[Saved entries]

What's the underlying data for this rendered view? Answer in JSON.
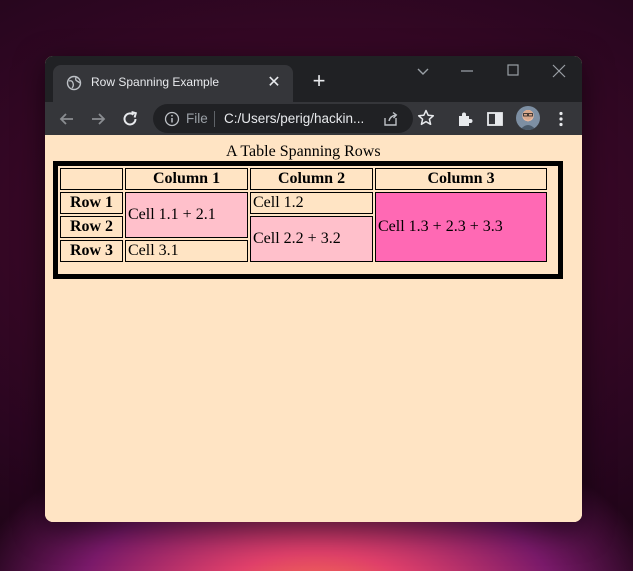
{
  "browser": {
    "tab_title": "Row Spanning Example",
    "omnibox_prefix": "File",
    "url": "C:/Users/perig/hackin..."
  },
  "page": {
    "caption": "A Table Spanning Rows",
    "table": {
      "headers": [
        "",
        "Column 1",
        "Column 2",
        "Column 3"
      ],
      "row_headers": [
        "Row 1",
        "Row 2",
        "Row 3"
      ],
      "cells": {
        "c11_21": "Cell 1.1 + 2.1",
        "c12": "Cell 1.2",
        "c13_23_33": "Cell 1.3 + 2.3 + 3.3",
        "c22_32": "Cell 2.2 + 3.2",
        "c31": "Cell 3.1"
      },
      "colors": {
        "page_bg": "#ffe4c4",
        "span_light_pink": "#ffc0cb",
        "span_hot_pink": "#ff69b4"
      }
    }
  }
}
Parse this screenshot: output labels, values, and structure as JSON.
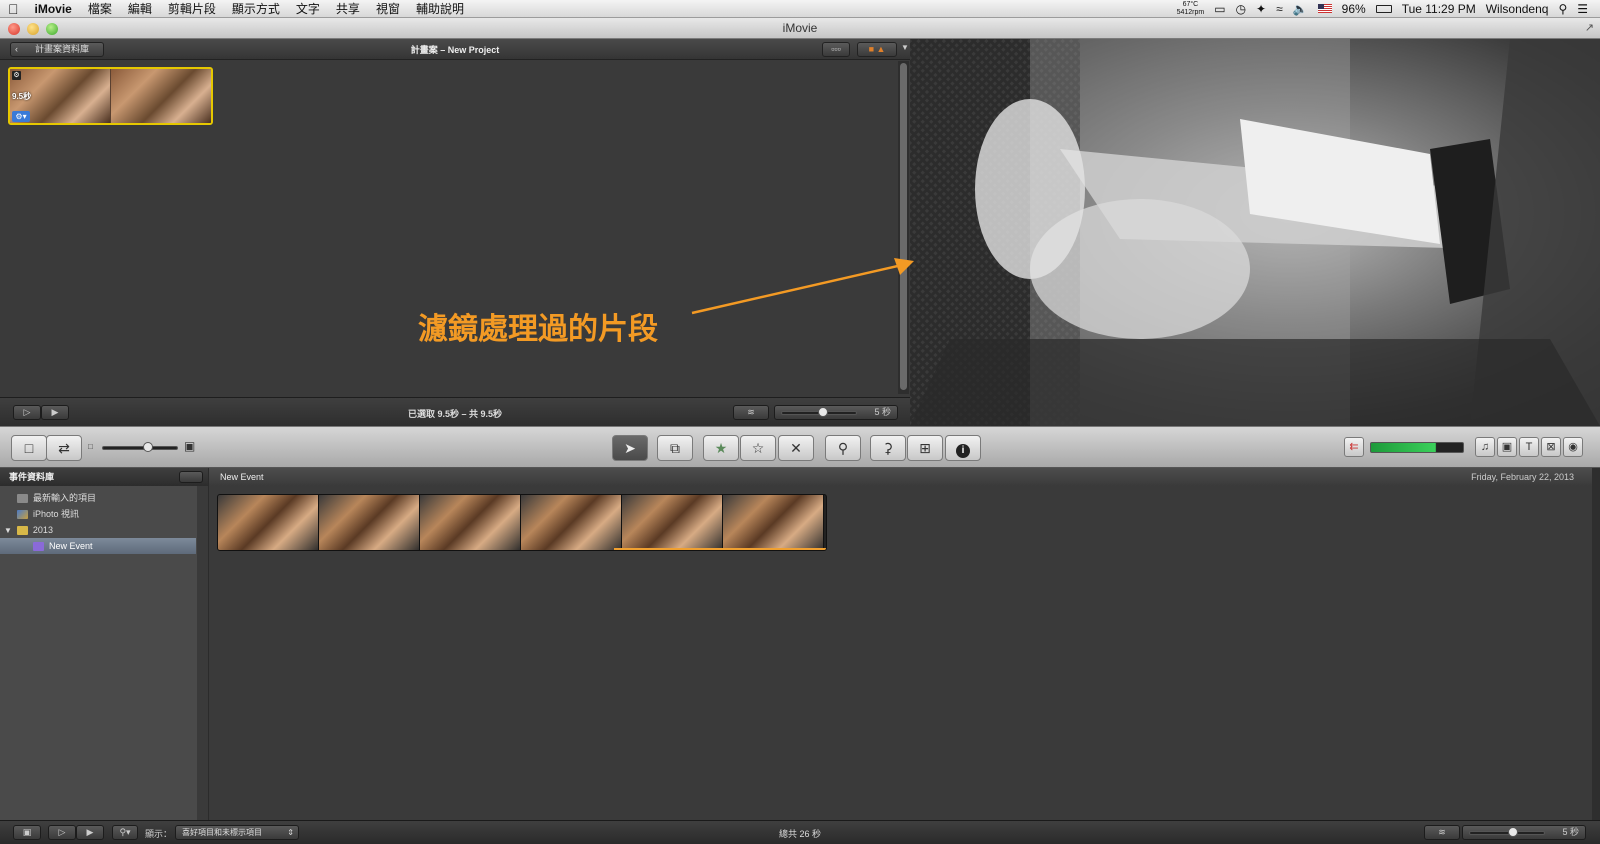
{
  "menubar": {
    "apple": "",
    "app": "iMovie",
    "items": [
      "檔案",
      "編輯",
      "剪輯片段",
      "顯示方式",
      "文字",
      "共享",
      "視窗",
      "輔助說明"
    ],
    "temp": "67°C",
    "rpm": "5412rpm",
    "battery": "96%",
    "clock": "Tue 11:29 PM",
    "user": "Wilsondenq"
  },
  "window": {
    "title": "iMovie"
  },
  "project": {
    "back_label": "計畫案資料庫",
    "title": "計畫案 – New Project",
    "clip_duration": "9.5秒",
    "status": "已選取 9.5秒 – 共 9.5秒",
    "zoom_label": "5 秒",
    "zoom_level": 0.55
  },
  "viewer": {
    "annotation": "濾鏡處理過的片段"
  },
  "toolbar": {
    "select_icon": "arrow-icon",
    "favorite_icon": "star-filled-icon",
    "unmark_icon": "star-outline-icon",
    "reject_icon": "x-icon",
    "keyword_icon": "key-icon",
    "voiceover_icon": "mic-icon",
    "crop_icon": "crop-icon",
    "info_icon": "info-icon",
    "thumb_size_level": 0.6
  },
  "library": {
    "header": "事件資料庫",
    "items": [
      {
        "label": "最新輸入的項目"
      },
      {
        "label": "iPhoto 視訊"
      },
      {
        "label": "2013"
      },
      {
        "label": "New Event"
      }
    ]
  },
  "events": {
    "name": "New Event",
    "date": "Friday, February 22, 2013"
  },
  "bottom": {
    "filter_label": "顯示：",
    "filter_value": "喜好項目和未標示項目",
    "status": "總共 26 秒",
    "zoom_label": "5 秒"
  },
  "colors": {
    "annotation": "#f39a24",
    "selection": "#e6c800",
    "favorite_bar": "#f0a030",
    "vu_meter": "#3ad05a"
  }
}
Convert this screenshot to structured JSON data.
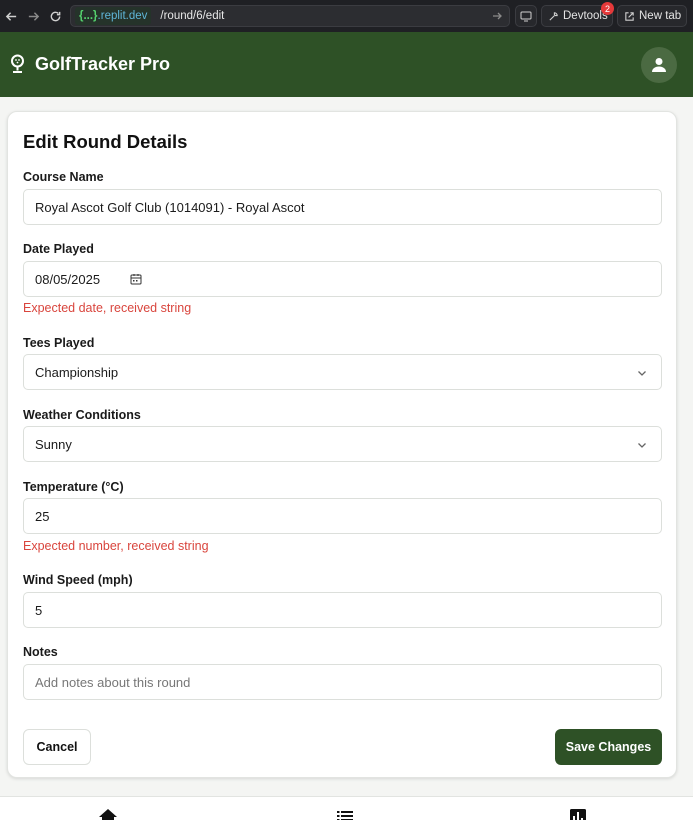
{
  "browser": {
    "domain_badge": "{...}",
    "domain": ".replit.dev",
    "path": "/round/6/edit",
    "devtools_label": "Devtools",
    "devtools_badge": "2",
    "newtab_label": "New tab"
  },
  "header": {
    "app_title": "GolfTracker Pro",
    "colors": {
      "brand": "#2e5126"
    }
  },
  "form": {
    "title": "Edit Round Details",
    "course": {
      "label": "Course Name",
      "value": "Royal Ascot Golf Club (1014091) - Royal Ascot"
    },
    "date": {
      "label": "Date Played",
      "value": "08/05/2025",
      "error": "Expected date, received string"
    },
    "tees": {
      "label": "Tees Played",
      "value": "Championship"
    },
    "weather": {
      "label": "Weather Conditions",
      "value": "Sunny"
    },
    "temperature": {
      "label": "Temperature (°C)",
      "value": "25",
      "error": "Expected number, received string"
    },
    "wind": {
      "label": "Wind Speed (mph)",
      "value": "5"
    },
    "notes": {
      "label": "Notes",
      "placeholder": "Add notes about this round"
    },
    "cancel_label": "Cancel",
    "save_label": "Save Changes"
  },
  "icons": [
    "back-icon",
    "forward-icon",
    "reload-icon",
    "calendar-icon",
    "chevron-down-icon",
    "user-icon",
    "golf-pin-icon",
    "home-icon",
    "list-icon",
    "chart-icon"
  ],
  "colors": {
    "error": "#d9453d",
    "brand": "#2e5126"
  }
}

==

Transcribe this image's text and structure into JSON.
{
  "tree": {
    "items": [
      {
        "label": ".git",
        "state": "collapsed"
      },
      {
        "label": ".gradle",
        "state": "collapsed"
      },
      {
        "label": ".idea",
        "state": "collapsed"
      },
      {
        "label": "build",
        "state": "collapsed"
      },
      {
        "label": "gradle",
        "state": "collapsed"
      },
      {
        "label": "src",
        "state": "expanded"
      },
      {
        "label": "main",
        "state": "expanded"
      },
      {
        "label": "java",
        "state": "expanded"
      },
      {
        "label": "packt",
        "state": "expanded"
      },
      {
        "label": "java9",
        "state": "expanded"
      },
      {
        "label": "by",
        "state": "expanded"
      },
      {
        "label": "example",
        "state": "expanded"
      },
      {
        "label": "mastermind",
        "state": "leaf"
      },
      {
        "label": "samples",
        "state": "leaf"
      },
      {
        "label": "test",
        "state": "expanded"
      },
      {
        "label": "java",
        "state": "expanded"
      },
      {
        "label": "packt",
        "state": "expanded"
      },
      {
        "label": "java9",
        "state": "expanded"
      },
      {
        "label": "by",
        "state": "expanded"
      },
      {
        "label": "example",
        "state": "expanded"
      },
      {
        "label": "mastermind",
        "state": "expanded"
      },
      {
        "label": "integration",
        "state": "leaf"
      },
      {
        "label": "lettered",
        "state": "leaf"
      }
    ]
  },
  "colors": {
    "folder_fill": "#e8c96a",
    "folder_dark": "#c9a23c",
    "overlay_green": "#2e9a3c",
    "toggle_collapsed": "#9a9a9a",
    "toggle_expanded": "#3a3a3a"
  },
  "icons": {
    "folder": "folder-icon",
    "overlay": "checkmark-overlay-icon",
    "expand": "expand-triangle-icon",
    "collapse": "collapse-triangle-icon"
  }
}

---

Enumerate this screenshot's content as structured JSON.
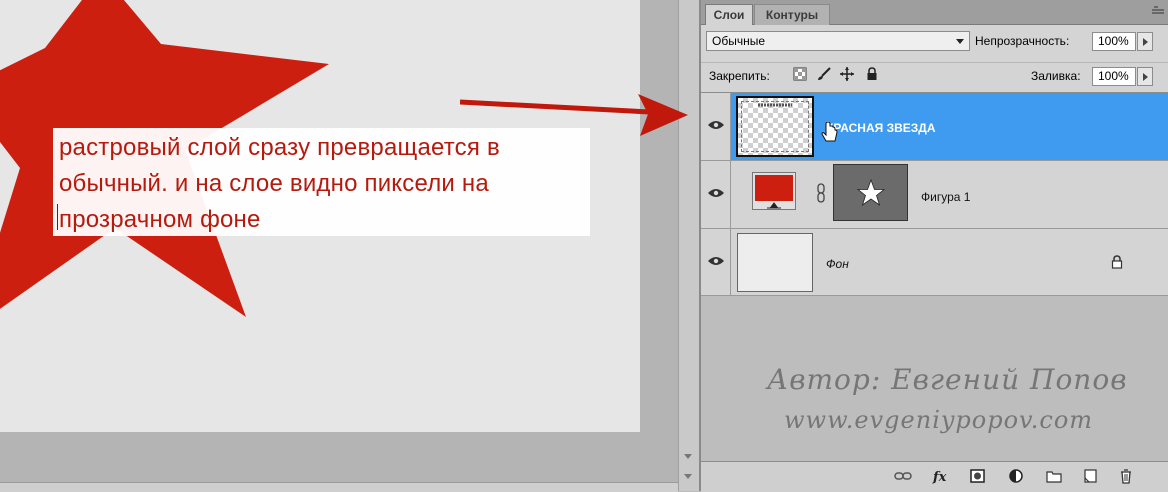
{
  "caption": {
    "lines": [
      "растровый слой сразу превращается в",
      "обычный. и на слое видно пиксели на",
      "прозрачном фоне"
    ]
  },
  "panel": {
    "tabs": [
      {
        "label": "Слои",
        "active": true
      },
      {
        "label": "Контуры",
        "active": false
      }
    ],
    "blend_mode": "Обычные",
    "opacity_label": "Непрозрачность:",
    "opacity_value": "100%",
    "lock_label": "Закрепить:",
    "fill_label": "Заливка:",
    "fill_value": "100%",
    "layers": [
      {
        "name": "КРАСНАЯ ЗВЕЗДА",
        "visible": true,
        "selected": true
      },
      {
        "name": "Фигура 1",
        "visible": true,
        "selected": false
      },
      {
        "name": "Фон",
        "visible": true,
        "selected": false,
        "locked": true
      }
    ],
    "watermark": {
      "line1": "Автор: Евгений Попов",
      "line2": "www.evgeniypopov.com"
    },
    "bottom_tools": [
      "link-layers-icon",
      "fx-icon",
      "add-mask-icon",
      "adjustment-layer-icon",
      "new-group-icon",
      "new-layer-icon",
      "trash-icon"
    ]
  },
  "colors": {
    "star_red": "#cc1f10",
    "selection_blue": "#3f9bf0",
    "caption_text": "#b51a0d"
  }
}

The task: Every line of the listing that holds "error" should be found and copied.

Result below:
      "error": "Expected date, received string"
      "error": "Expected number, received string"
    "error": "#d9453d",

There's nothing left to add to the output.